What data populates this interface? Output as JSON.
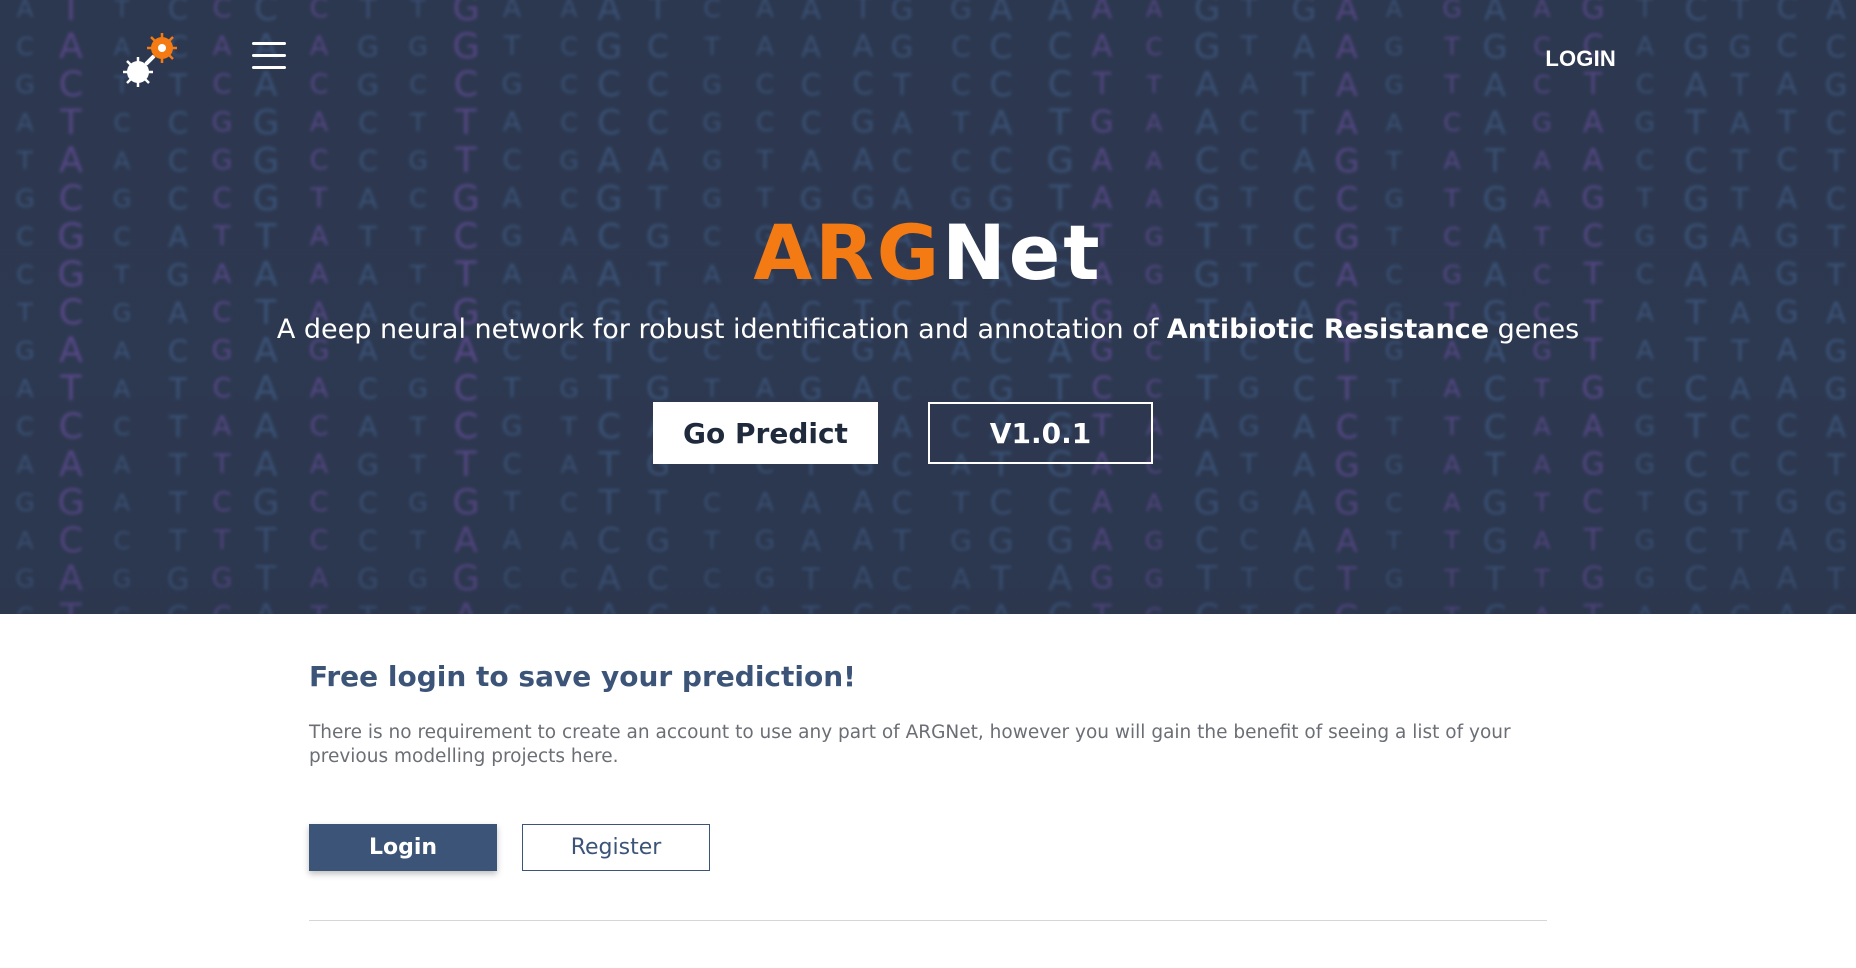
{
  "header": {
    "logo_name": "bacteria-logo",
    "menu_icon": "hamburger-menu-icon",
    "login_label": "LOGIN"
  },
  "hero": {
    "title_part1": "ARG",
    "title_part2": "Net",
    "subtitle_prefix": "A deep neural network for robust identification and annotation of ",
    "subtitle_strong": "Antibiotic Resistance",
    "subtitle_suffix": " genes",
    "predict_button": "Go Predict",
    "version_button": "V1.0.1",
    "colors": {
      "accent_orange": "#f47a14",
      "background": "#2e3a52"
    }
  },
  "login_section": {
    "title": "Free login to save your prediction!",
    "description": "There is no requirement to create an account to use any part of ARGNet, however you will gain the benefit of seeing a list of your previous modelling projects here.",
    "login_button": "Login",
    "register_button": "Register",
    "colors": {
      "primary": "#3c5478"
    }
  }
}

———

■ About this task ■
Exact reproduction of the entries above is what's needed; images stay out.

■ Solution to this task ■
What data populates this interface? Output as JSON.
{
  "header": {
    "logo_name": "bacteria-logo",
    "menu_icon": "hamburger-menu-icon",
    "login_label": "LOGIN"
  },
  "hero": {
    "title_part1": "ARG",
    "title_part2": "Net",
    "subtitle_prefix": "A deep neural network for robust identification and annotation of ",
    "subtitle_strong": "Antibiotic Resistance",
    "subtitle_suffix": " genes",
    "predict_button": "Go Predict",
    "version_button": "V1.0.1",
    "colors": {
      "accent_orange": "#f47a14",
      "background": "#2e3a52"
    }
  },
  "login_section": {
    "title": "Free login to save your prediction!",
    "description": "There is no requirement to create an account to use any part of ARGNet, however you will gain the benefit of seeing a list of your previous modelling projects here.",
    "login_button": "Login",
    "register_button": "Register",
    "colors": {
      "primary": "#3c5478"
    }
  }
}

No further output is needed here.